# Exercise objective
Number the lines below in a list, skipping any blank ones and leaving out the pictures.

::::::::::

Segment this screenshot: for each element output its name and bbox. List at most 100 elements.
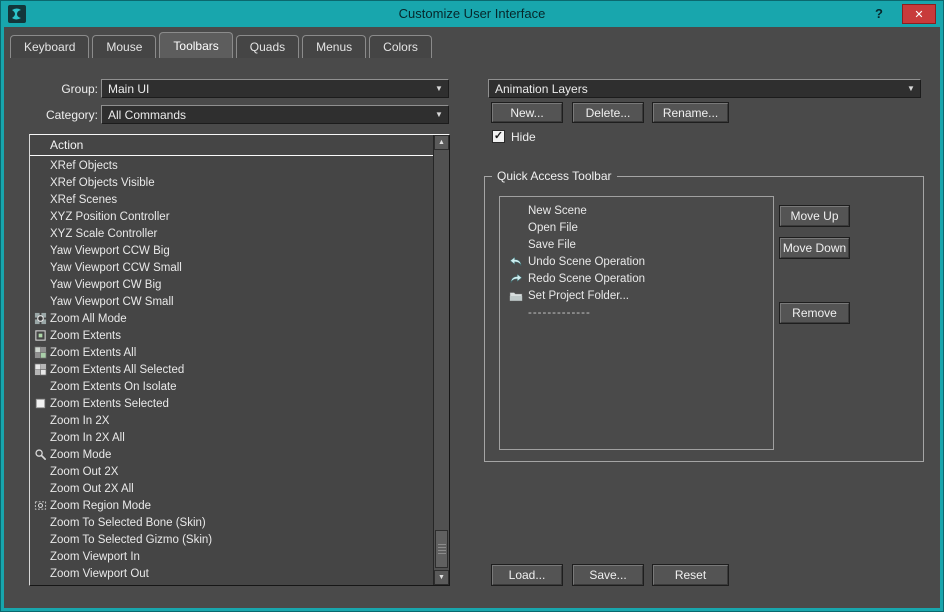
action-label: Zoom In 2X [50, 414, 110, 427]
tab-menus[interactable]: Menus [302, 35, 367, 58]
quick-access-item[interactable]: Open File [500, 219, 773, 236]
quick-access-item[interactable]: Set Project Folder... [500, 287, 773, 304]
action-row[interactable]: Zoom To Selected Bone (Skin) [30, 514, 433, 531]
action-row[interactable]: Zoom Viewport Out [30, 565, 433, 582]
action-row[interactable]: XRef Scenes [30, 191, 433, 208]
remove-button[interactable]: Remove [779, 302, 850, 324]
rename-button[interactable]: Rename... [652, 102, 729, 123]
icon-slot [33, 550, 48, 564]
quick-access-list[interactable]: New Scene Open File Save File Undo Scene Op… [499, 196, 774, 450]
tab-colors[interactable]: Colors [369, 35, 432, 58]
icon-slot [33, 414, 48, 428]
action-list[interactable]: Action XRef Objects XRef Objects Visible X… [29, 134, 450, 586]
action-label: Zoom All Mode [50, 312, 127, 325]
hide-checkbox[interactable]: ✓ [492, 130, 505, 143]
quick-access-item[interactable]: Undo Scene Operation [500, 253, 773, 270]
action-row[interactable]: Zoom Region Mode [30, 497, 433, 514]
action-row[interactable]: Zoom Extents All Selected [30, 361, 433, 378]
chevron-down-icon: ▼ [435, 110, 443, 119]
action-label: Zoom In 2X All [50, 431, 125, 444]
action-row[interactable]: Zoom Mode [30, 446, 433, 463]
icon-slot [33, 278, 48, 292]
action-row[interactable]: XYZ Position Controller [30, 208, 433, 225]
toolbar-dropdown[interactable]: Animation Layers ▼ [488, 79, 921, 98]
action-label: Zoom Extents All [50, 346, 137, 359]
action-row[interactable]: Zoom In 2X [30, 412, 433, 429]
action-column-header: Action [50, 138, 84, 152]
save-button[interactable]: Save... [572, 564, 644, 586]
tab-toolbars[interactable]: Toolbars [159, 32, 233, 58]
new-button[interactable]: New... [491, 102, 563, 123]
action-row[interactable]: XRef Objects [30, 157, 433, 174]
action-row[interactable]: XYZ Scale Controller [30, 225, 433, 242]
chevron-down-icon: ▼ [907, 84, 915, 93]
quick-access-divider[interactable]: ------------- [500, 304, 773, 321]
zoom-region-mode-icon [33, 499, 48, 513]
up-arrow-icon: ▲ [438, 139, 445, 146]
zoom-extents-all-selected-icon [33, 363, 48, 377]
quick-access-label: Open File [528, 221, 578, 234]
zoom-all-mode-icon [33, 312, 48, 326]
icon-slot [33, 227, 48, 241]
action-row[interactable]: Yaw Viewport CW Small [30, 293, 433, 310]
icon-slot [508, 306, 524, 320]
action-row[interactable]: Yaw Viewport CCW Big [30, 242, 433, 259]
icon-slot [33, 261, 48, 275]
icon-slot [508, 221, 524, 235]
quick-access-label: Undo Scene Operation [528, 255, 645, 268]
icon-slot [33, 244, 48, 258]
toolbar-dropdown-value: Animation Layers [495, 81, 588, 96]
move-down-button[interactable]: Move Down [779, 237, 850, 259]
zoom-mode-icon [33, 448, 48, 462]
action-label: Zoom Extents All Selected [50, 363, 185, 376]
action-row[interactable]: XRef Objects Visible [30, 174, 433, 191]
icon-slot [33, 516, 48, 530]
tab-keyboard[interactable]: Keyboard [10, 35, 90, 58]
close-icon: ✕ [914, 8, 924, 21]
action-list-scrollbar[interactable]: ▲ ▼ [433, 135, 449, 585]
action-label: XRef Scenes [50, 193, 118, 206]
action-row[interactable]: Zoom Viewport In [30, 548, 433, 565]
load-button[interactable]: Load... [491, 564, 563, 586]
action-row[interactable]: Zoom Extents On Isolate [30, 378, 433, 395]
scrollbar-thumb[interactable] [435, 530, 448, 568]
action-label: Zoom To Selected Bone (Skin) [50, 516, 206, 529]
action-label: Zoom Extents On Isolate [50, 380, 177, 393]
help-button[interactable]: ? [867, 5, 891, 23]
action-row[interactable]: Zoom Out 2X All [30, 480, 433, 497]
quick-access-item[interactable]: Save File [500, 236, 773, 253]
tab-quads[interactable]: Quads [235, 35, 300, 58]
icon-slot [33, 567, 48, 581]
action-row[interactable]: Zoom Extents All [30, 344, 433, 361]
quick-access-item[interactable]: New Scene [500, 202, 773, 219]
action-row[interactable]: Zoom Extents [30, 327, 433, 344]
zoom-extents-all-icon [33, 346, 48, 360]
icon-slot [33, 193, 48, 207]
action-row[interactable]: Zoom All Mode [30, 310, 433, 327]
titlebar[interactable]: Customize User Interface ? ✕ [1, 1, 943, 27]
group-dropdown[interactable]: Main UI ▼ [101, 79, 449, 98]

::::::::::

# Reply
1. Segment this screenshot: for each element output its name and bbox. List at most 100 elements.
2. action-label: Zoom In 2X [50, 414, 110, 427]
3. tab-menus[interactable]: Menus [302, 35, 367, 58]
4. quick-access-item[interactable]: Open File [500, 219, 773, 236]
5. quick-access-item[interactable]: Set Project Folder... [500, 287, 773, 304]
6. action-row[interactable]: Zoom To Selected Bone (Skin) [30, 514, 433, 531]
7. action-row[interactable]: Zoom Viewport Out [30, 565, 433, 582]
8. action-row[interactable]: XRef Scenes [30, 191, 433, 208]
9. remove-button[interactable]: Remove [779, 302, 850, 324]
10. rename-button[interactable]: Rename... [652, 102, 729, 123]
11. icon-slot [33, 550, 48, 564]
12. quick-access-list[interactable]: New Scene Open File Save File Undo Scene Op… [499, 196, 774, 450]
13. tab-colors[interactable]: Colors [369, 35, 432, 58]
14. icon-slot [33, 414, 48, 428]
15. action-list[interactable]: Action XRef Objects XRef Objects Visible X… [29, 134, 450, 586]
16. action-label: Zoom All Mode [50, 312, 127, 325]
17. hide-checkbox[interactable]: ✓ [492, 130, 505, 143]
18. quick-access-item[interactable]: Undo Scene Operation [500, 253, 773, 270]
19. action-row[interactable]: Zoom Region Mode [30, 497, 433, 514]
20. action-row[interactable]: Zoom Extents All Selected [30, 361, 433, 378]
21. chevron-down-icon: ▼ [435, 110, 443, 119]
22. action-label: Zoom In 2X All [50, 431, 125, 444]
23. action-row[interactable]: Zoom Mode [30, 446, 433, 463]
24. icon-slot [33, 278, 48, 292]
25. action-row[interactable]: XYZ Position Controller [30, 208, 433, 225]
26. toolbar-dropdown[interactable]: Animation Layers ▼ [488, 79, 921, 98]
27. action-label: Zoom Extents All [50, 346, 137, 359]
28. action-row[interactable]: Zoom In 2X [30, 412, 433, 429]
29. action-column-header: Action [50, 138, 84, 152]
30. save-button[interactable]: Save... [572, 564, 644, 586]
31. tab-toolbars[interactable]: Toolbars [159, 32, 233, 58]
32. new-button[interactable]: New... [491, 102, 563, 123]
33. action-row[interactable]: XRef Objects [30, 157, 433, 174]
34. action-row[interactable]: XYZ Scale Controller [30, 225, 433, 242]
35. chevron-down-icon: ▼ [907, 84, 915, 93]
36. quick-access-divider[interactable]: ------------- [500, 304, 773, 321]
37. zoom-region-mode-icon [33, 499, 48, 513]
38. up-arrow-icon: ▲ [438, 139, 445, 146]
39. zoom-extents-all-selected-icon [33, 363, 48, 377]
40. quick-access-label: Open File [528, 221, 578, 234]
41. zoom-all-mode-icon [33, 312, 48, 326]
42. icon-slot [33, 227, 48, 241]
43. action-row[interactable]: Yaw Viewport CW Small [30, 293, 433, 310]
44. icon-slot [508, 306, 524, 320]
45. action-row[interactable]: Yaw Viewport CCW Big [30, 242, 433, 259]
46. icon-slot [33, 261, 48, 275]
47. icon-slot [508, 221, 524, 235]
48. quick-access-label: Undo Scene Operation [528, 255, 645, 268]
49. icon-slot [33, 244, 48, 258]
50. toolbar-dropdown-value: Animation Layers [495, 81, 588, 96]
51. move-down-button[interactable]: Move Down [779, 237, 850, 259]
52. zoom-mode-icon [33, 448, 48, 462]
53. action-label: Zoom Extents All Selected [50, 363, 185, 376]
54. action-row[interactable]: XRef Objects Visible [30, 174, 433, 191]
55. icon-slot [33, 516, 48, 530]
56. tab-keyboard[interactable]: Keyboard [10, 35, 90, 58]
57. close-icon: ✕ [914, 8, 924, 21]
58. action-list-scrollbar[interactable]: ▲ ▼ [433, 135, 449, 585]
59. action-label: XRef Scenes [50, 193, 118, 206]
60. action-row[interactable]: Zoom Viewport In [30, 548, 433, 565]
61. load-button[interactable]: Load... [491, 564, 563, 586]
62. action-row[interactable]: Zoom Extents On Isolate [30, 378, 433, 395]
63. scrollbar-thumb[interactable] [435, 530, 448, 568]
64. action-label: Zoom To Selected Bone (Skin) [50, 516, 206, 529]
65. action-label: Zoom Extents On Isolate [50, 380, 177, 393]
66. help-button[interactable]: ? [867, 5, 891, 23]
67. action-row[interactable]: Zoom Out 2X All [30, 480, 433, 497]
68. quick-access-item[interactable]: Save File [500, 236, 773, 253]
69. tab-quads[interactable]: Quads [235, 35, 300, 58]
70. icon-slot [33, 567, 48, 581]
71. action-row[interactable]: Zoom Extents All [30, 344, 433, 361]
72. quick-access-item[interactable]: New Scene [500, 202, 773, 219]
73. action-row[interactable]: Zoom Extents [30, 327, 433, 344]
74. zoom-extents-all-icon [33, 346, 48, 360]
75. icon-slot [33, 193, 48, 207]
76. action-row[interactable]: Zoom All Mode [30, 310, 433, 327]
77. titlebar[interactable]: Customize User Interface ? ✕ [1, 1, 943, 27]
78. group-dropdown[interactable]: Main UI ▼ [101, 79, 449, 98]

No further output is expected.